## TASK OBJECTIVE
Where does the string "Chapter" appear? Copy every line of the entries below that holds it.

## SUPPLIED RECORDS
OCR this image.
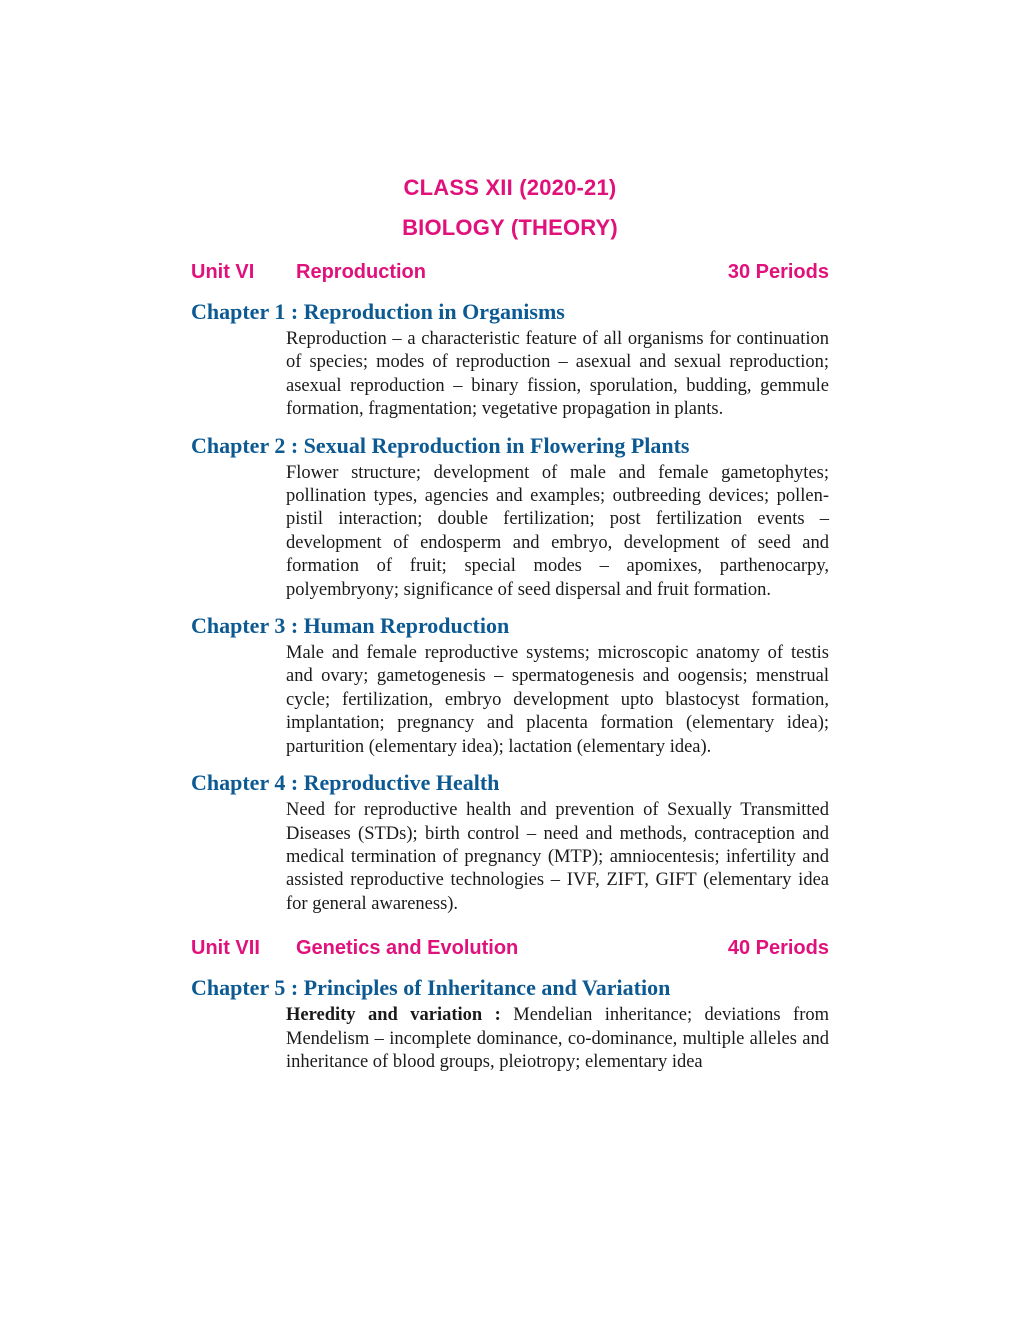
CLASS XII (2020-21)
BIOLOGY (THEORY)
Unit VI	Reproduction	30 Periods
Chapter 1 : Reproduction in Organisms
Reproduction – a characteristic feature of all organisms for continuation of species; modes of reproduction – asexual and sexual reproduction; asexual reproduction – binary fission, sporulation, budding, gemmule formation, fragmentation; vegetative propagation in plants.
Chapter 2 : Sexual Reproduction in Flowering Plants
Flower structure; development of male and female gametophytes; pollination types, agencies and examples; outbreeding devices; pollen-pistil interaction; double fertilization; post fertilization events – development of endosperm and embryo, development of seed and formation of fruit; special modes – apomixes, parthenocarpy, polyembryony; significance of seed dispersal and fruit formation.
Chapter 3 : Human Reproduction
Male and female reproductive systems; microscopic anatomy of testis and ovary; gametogenesis – spermatogenesis and oogensis; menstrual cycle; fertilization, embryo development upto blastocyst formation, implantation; pregnancy and placenta formation (elementary idea); parturition (elementary idea); lactation (elementary idea).
Chapter 4 : Reproductive Health
Need for reproductive health and prevention of Sexually Transmitted Diseases (STDs); birth control – need and methods, contraception and medical termination of pregnancy (MTP); amniocentesis; infertility and assisted reproductive technologies – IVF, ZIFT, GIFT (elementary idea for general awareness).
Unit VII	Genetics and Evolution	40 Periods
Chapter 5 : Principles of Inheritance and Variation
Heredity and variation : Mendelian inheritance; deviations from Mendelism – incomplete dominance, co-dominance, multiple alleles and inheritance of blood groups, pleiotropy; elementary idea
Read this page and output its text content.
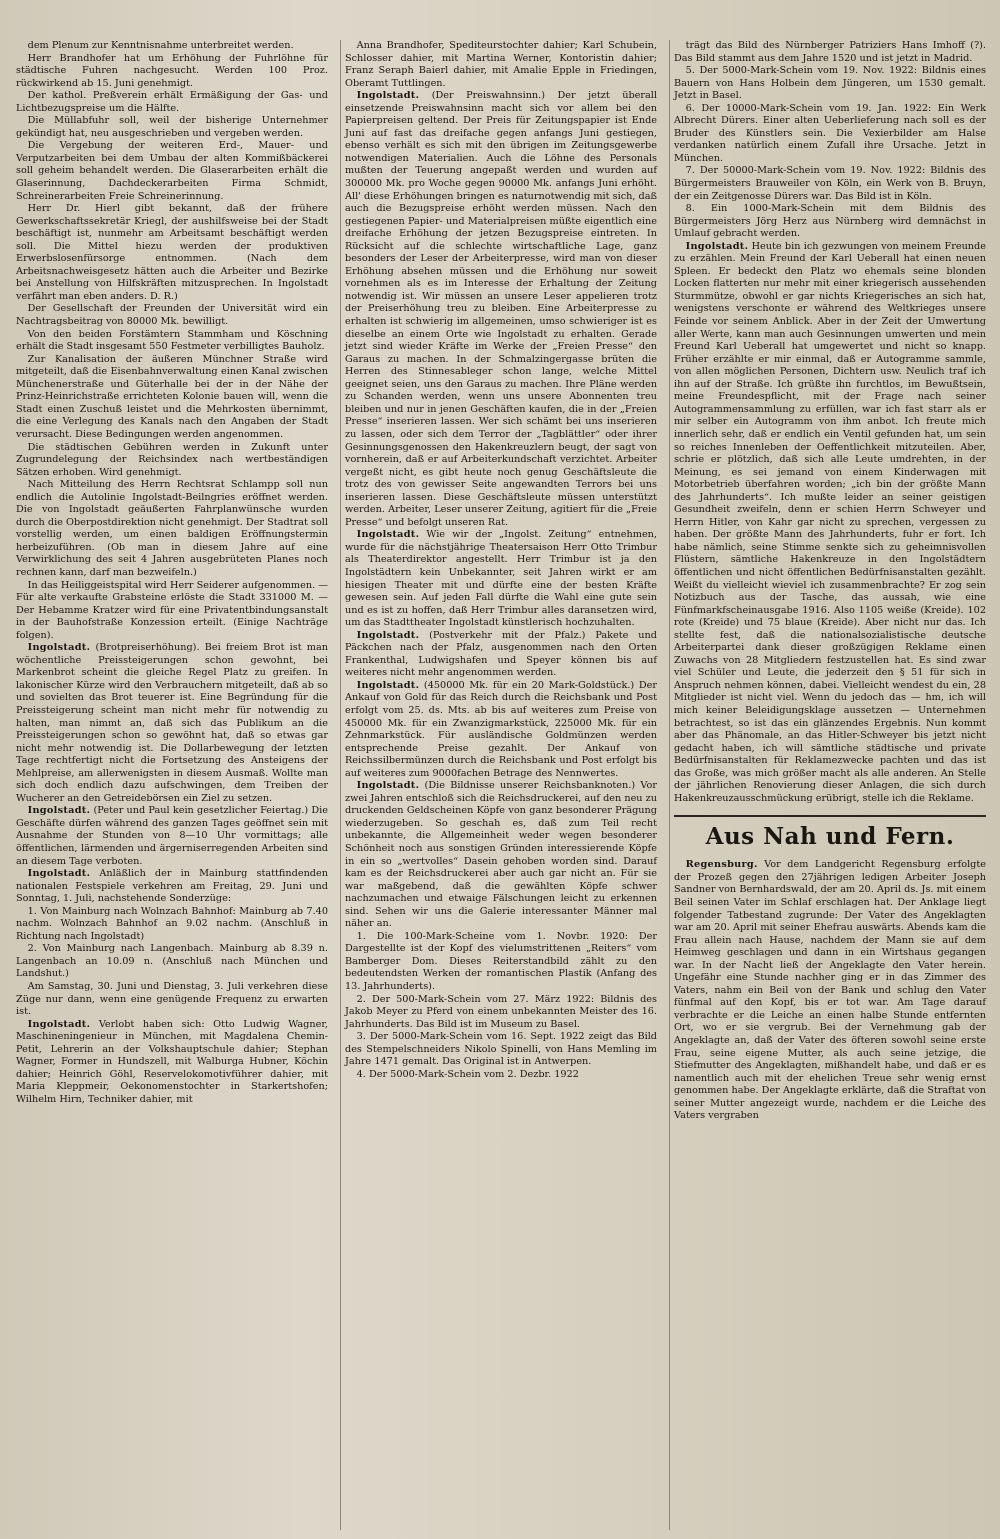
dem Plenum zur Kenntnisnahme unterbreitet werden.

Herr Brandhofer hat um Erhöhung der Fuhrlöhne für städtische Fuhren nachgesucht. Werden 100 Proz. rückwirkend ab 15. Juni genehmigt.

Der kathol. Preßverein erhält Ermäßigung der Gas- und Lichtbezugspreise um die Hälfte.

Die Müllabfuhr soll, weil der bisherige Unternehmer gekündigt hat, neu ausgeschrieben und vergeben werden.

Die Vergebung der weiteren Erd-, Mauer- und Verputzarbeiten bei dem Umbau der alten Kommißbäckerei soll geheim behandelt werden. Die Glaserarbeiten erhält die Glaserinnung, Dachdeckerarbeiten Firma Schmidt, Schreinerarbeiten Freie Schreinerinnung.

Herr Dr. Hierl gibt bekannt, daß der frühere Gewerkschaftssekretär Kriegl, der aushilfsweise bei der Stadt beschäftigt ist, nunmehr am Arbeitsamt beschäftigt werden soll. Die Mittel hiezu werden der produktiven Erwerbslosenfürsorge entnommen. (Nach dem Arbeitsnachweisgesetz hätten auch die Arbeiter und Bezirke bei Anstellung von Hilfskräften mitzusprechen. In Ingolstadt verfährt man eben anders. D. R.)

Der Gesellschaft der Freunden der Universität wird ein Nachtragsbeitrag von 80000 Mk. bewilligt.

Von den beiden Forstämtern Stammham und Köschning erhält die Stadt insgesamt 550 Festmeter verbilligtes Bauholz.

Zur Kanalisation der äußeren Münchner Straße wird mitgeteilt, daß die Eisenbahnverwaltung einen Kanal zwischen Münchenerstraße und Güterhalle bei der in der Nähe der Prinz-Heinrichstraße errichteten Kolonie bauen will, wenn die Stadt einen Zuschuß leistet und die Mehrkosten übernimmt, die eine Verlegung des Kanals nach den Angaben der Stadt verursacht. Diese Bedingungen werden angenommen.

Die städtischen Gebühren werden in Zukunft unter Zugrundelegung der Reichsindex nach wertbeständigen Sätzen erhoben. Wird genehmigt.

Nach Mitteilung des Herrn Rechtsrat Schlampp soll nun endlich die Autolinie Ingolstadt-Beilngries eröffnet werden. Die von Ingolstadt geäußerten Fahrplanwünsche wurden durch die Oberpostdirektion nicht genehmigt. Der Stadtrat soll vorstellig werden, um einen baldigen Eröffnungstermin herbeizuführen. (Ob man in diesem Jahre auf eine Verwirklichung des seit 4 Jahren ausgebrüteten Planes noch rechnen kann, darf man bezweifeln.)

In das Heiliggeistspital wird Herr Seiderer aufgenommen. — Für alte verkaufte Grabsteine erlöste die Stadt 331000 M. — Der Hebamme Kratzer wird für eine Privatentbindungsanstalt in der Bauhofstraße Konzession erteilt. (Einige Nachträge folgen).

Ingolstadt. (Brotpreiserhöhung). Bei freiem Brot ist man wöchentliche Preissteigerungen schon gewohnt, bei Markenbrot scheint die gleiche Regel Platz zu greifen. In lakonischer Kürze wird den Verbrauchern mitgeteilt, daß ab so und sovielten das Brot teuerer ist. Eine Begründung für die Preissteigerung scheint man nicht mehr für notwendig zu halten, man nimmt an, daß sich das Publikum an die Preissteigerungen schon so gewöhnt hat, daß so etwas gar nicht mehr notwendig ist. Die Dollarbewegung der letzten Tage rechtfertigt nicht die Fortsetzung des Ansteigens der Mehlpreise, am allerwenigsten in diesem Ausmaß. Wollte man sich doch endlich dazu aufschwingen, dem Treiben der Wucherer an den Getreidebörsen ein Ziel zu setzen.

Ingolstadt. (Peter und Paul kein gesetzlicher Feiertag.) Die Geschäfte dürfen während des ganzen Tages geöffnet sein mit Ausnahme der Stunden von 8—10 Uhr vormittags; alle öffentlichen, lärmenden und ärgerniserregenden Arbeiten sind an diesem Tage verboten.

Ingolstadt. Anläßlich der in Mainburg stattfindenden nationalen Festspiele verkehren am Freitag, 29. Juni und Sonntag, 1. Juli, nachstehende Sonderzüge:

1. Von Mainburg nach Wolnzach Bahnhof: Mainburg ab 7.40 nachm. Wolnzach Bahnhof an 9.02 nachm. (Anschluß in Richtung nach Ingolstadt)

2. Von Mainburg nach Langenbach. Mainburg ab 8.39 n. Langenbach an 10.09 n. (Anschluß nach München und Landshut.)

Am Samstag, 30. Juni und Dienstag, 3. Juli verkehren diese Züge nur dann, wenn eine genügende Frequenz zu erwarten ist.

Ingolstadt. Verlobt haben sich: Otto Ludwig Wagner, Maschineningenieur in München, mit Magdalena Chemin-Petit, Lehrerin an der Volkshauptschule dahier; Stephan Wagner, Former in Hundszell, mit Walburga Hubner, Köchin dahier; Heinrich Göhl, Reservelokomotivführer dahier, mit Maria Kleppmeir, Oekonomenstochter in Starkertshofen; Wilhelm Hirn, Techniker dahier, mit

Anna Brandhofer, Spediteurstochter dahier; Karl Schubein, Schlosser dahier, mit Martina Werner, Kontoristin dahier; Franz Seraph Baierl dahier, mit Amalie Epple in Friedingen, Oberamt Tuttlingen.

Ingolstadt. (Der Preiswahnsinn.) Der jetzt überall einsetzende Preiswahnsinn macht sich vor allem bei den Papierpreisen geltend. Der Preis für Zeitungspapier ist Ende Juni auf fast das dreifache gegen anfangs Juni gestiegen, ebenso verhält es sich mit den übrigen im Zeitungsgewerbe notwendigen Materialien. Auch die Löhne des Personals mußten der Teuerung angepaßt werden und wurden auf 300000 Mk. pro Woche gegen 90000 Mk. anfangs Juni erhöht. All' diese Erhöhungen bringen es naturnotwendig mit sich, daß auch die Bezugspreise erhöht werden müssen. Nach den gestiegenen Papier- und Materialpreisen müßte eigentlich eine dreifache Erhöhung der jetzen Bezugspreise eintreten. In Rücksicht auf die schlechte wirtschaftliche Lage, ganz besonders der Leser der Arbeiterpresse, wird man von dieser Erhöhung absehen müssen und die Erhöhung nur soweit vornehmen als es im Interesse der Erhaltung der Zeitung notwendig ist. Wir müssen an unsere Leser appelieren trotz der Preiserhöhung treu zu bleiben. Eine Arbeiterpresse zu erhalten ist schwierig im allgemeinen, umso schwieriger ist es dieselbe an einem Orte wie Ingolstadt zu erhalten. Gerade jetzt sind wieder Kräfte im Werke der „Freien Presse“ den Garaus zu machen. In der Schmalzingergasse brüten die Herren des Stinnesableger schon lange, welche Mittel geeignet seien, uns den Garaus zu machen. Ihre Pläne werden zu Schanden werden, wenn uns unsere Abonnenten treu bleiben und nur in jenen Geschäften kaufen, die in der „Freien Presse“ inserieren lassen. Wer sich schämt bei uns inserieren zu lassen, oder sich dem Terror der „Tagblättler“ oder ihrer Gesinnungsgenossen den Hakenkreuzlern beugt, der sagt von vornherein, daß er auf Arbeiterkundschaft verzichtet. Arbeiter vergeßt nicht, es gibt heute noch genug Geschäftsleute die trotz des von gewisser Seite angewandten Terrors bei uns inserieren lassen. Diese Geschäftsleute müssen unterstützt werden. Arbeiter, Leser unserer Zeitung, agitiert für die „Freie Presse“ und befolgt unseren Rat.

Ingolstadt. Wie wir der „Ingolst. Zeitung“ entnehmen, wurde für die nächstjährige Theatersaison Herr Otto Trimbur als Theaterdirektor angestellt. Herr Trimbur ist ja den Ingolstädtern kein Unbekannter, seit Jahren wirkt er am hiesigen Theater mit und dürfte eine der besten Kräfte gewesen sein. Auf jeden Fall dürfte die Wahl eine gute sein und es ist zu hoffen, daß Herr Trimbur alles daransetzen wird, um das Stadttheater Ingolstadt künstlerisch hochzuhalten.

Ingolstadt. (Postverkehr mit der Pfalz.) Pakete und Päckchen nach der Pfalz, ausgenommen nach den Orten Frankenthal, Ludwigshafen und Speyer können bis auf weiteres nicht mehr angenommen werden.

Ingolstadt. (450000 Mk. für ein 20 Mark-Goldstück.) Der Ankauf von Gold für das Reich durch die Reichsbank und Post erfolgt vom 25. ds. Mts. ab bis auf weiteres zum Preise von 450000 Mk. für ein Zwanzigmarkstück, 225000 Mk. für ein Zehnmarkstück. Für ausländische Goldmünzen werden entsprechende Preise gezahlt. Der Ankauf von Reichssilbermünzen durch die Reichsbank und Post erfolgt bis auf weiteres zum 9000fachen Betrage des Nennwertes.

Ingolstadt. (Die Bildnisse unserer Reichsbanknoten.) Vor zwei Jahren entschloß sich die Reichsdruckerei, auf den neu zu druckenden Geldscheinen Köpfe von ganz besonderer Prägung wiederzugeben. So geschah es, daß zum Teil recht unbekannte, die Allgemeinheit weder wegen besonderer Schönheit noch aus sonstigen Gründen interessierende Köpfe in ein so „wertvolles“ Dasein gehoben worden sind. Darauf kam es der Reichsdruckerei aber auch gar nicht an. Für sie war maßgebend, daß die gewählten Köpfe schwer nachzumachen und etwaige Fälschungen leicht zu erkennen sind. Sehen wir uns die Galerie interessanter Männer mal näher an.

1. Die 100-Mark-Scheine vom 1. Novbr. 1920: Der Dargestellte ist der Kopf des vielumstrittenen „Reiters“ vom Bamberger Dom. Dieses Reiterstandbild zählt zu den bedeutendsten Werken der romantischen Plastik (Anfang des 13. Jahrhunderts).

2. Der 500-Mark-Schein vom 27. März 1922: Bildnis des Jakob Meyer zu Pferd von einem unbekannten Meister des 16. Jahrhunderts. Das Bild ist im Museum zu Basel.

3. Der 5000-Mark-Schein vom 16. Sept. 1922 zeigt das Bild des Stempelschneiders Nikolo Spinelli, von Hans Memling im Jahre 1471 gemalt. Das Original ist in Antwerpen.

4. Der 5000-Mark-Schein vom 2. Dezbr. 1922

trägt das Bild des Nürnberger Patriziers Hans Imhoff (?). Das Bild stammt aus dem Jahre 1520 und ist jetzt in Madrid.

5. Der 5000-Mark-Schein vom 19. Nov. 1922: Bildnis eines Bauern von Hans Holbein dem Jüngeren, um 1530 gemalt. Jetzt in Basel.

6. Der 10000-Mark-Schein vom 19. Jan. 1922: Ein Werk Albrecht Dürers. Einer alten Ueberlieferung nach soll es der Bruder des Künstlers sein. Die Vexierbilder am Halse verdanken natürlich einem Zufall ihre Ursache. Jetzt in München.

7. Der 50000-Mark-Schein vom 19. Nov. 1922: Bildnis des Bürgermeisters Brauweiler von Köln, ein Werk von B. Bruyn, der ein Zeitgenosse Dürers war. Das Bild ist in Köln.

8. Ein 1000-Mark-Schein mit dem Bildnis des Bürgermeisters Jörg Herz aus Nürnberg wird demnächst in Umlauf gebracht werden.

Ingolstadt. Heute bin ich gezwungen von meinem Freunde zu erzählen. Mein Freund der Karl Ueberall hat einen neuen Spleen. Er bedeckt den Platz wo ehemals seine blonden Locken flatterten nur mehr mit einer kriegerisch aussehenden Sturmmütze, obwohl er gar nichts Kriegerisches an sich hat, wenigstens verschonte er während des Weltkrieges unsere Feinde vor seinem Anblick. Aber in der Zeit der Umwertung aller Werte, kann man auch Gesinnungen umwerten und mein Freund Karl Ueberall hat umgewertet und nicht so knapp. Früher erzählte er mir einmal, daß er Autogramme sammle, von allen möglichen Personen, Dichtern usw. Neulich traf ich ihn auf der Straße. Ich grüßte ihn furchtlos, im Bewußtsein, meine Freundespflicht, mit der Frage nach seiner Autogrammensammlung zu erfüllen, war ich fast starr als er mir selber ein Autogramm von ihm anbot. Ich freute mich innerlich sehr, daß er endlich ein Ventil gefunden hat, um sein so reiches Innenleben der Oeffentlichkeit mitzuteilen. Aber, schrie er plötzlich, daß sich alle Leute umdrehten, in der Meinung, es sei jemand von einem Kinderwagen mit Motorbetrieb überfahren worden; „ich bin der größte Mann des Jahrhunderts“. Ich mußte leider an seiner geistigen Gesundheit zweifeln, denn er schien Herrn Schweyer und Herrn Hitler, von Kahr gar nicht zu sprechen, vergessen zu haben. Der größte Mann des Jahrhunderts, fuhr er fort. Ich habe nämlich, seine Stimme senkte sich zu geheimnisvollen Flüstern, sämtliche Hakenkreuze in den Ingolstädtern öffentlichen und nicht öffentlichen Bedürfnisanstalten gezählt. Weißt du vielleicht wieviel ich zusammenbrachte? Er zog sein Notizbuch aus der Tasche, das aussah, wie eine Fünfmarkfscheinausgabe 1916. Also 1105 weiße (Kreide). 102 rote (Kreide) und 75 blaue (Kreide). Aber nicht nur das. Ich stellte fest, daß die nationalsozialistische deutsche Arbeiterpartei dank dieser großzügigen Reklame einen Zuwachs von 28 Mitgliedern festzustellen hat. Es sind zwar viel Schüler und Leute, die jederzeit den § 51 für sich in Anspruch nehmen können, dabei. Vielleicht wendest du ein, 28 Mitglieder ist nicht viel. Wenn du jedoch das — hm, ich will mich keiner Beleidigungsklage aussetzen — Unternehmen betrachtest, so ist das ein glänzendes Ergebnis. Nun kommt aber das Phänomale, an das Hitler-Schweyer bis jetzt nicht gedacht haben, ich will sämtliche städtische und private Bedürfnisanstalten für Reklamezwecke pachten und das ist das Große, was mich größer macht als alle anderen. An Stelle der jährlichen Renovierung dieser Anlagen, die sich durch Hakenkreuzausschmückung erübrigt, stelle ich die Reklame.

Aus Nah und Fern.

Regensburg. Vor dem Landgericht Regensburg erfolgte der Prozeß gegen den 27jährigen ledigen Arbeiter Joseph Sandner von Bernhardswald, der am 20. April ds. Js. mit einem Beil seinen Vater im Schlaf erschlagen hat. Der Anklage liegt folgender Tatbestand zugrunde: Der Vater des Angeklagten war am 20. April mit seiner Ehefrau auswärts. Abends kam die Frau allein nach Hause, nachdem der Mann sie auf dem Heimweg geschlagen und dann in ein Wirtshaus gegangen war. In der Nacht ließ der Angeklagte den Vater herein. Ungefähr eine Stunde nachher ging er in das Zimmer des Vaters, nahm ein Beil von der Bank und schlug den Vater fünfmal auf den Kopf, bis er tot war. Am Tage darauf verbrachte er die Leiche an einen halbe Stunde entfernten Ort, wo er sie vergrub. Bei der Vernehmung gab der Angeklagte an, daß der Vater des öfteren sowohl seine erste Frau, seine eigene Mutter, als auch seine jetzige, die Stiefmutter des Angeklagten, mißhandelt habe, und daß er es namentlich auch mit der ehelichen Treue sehr wenig ernst genommen habe. Der Angeklagte erklärte, daß die Straftat von seiner Mutter angezeigt wurde, nachdem er die Leiche des Vaters vergraben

## ANSWER TO THE PROBLEM
Chapter 1 : Reproduction in Organisms
Chapter 2 : Sexual Reproduction in Flowering Plants
Chapter 3 : Human Reproduction
Chapter 4 : Reproductive Health
Chapter 5 : Principles of Inheritance and Variation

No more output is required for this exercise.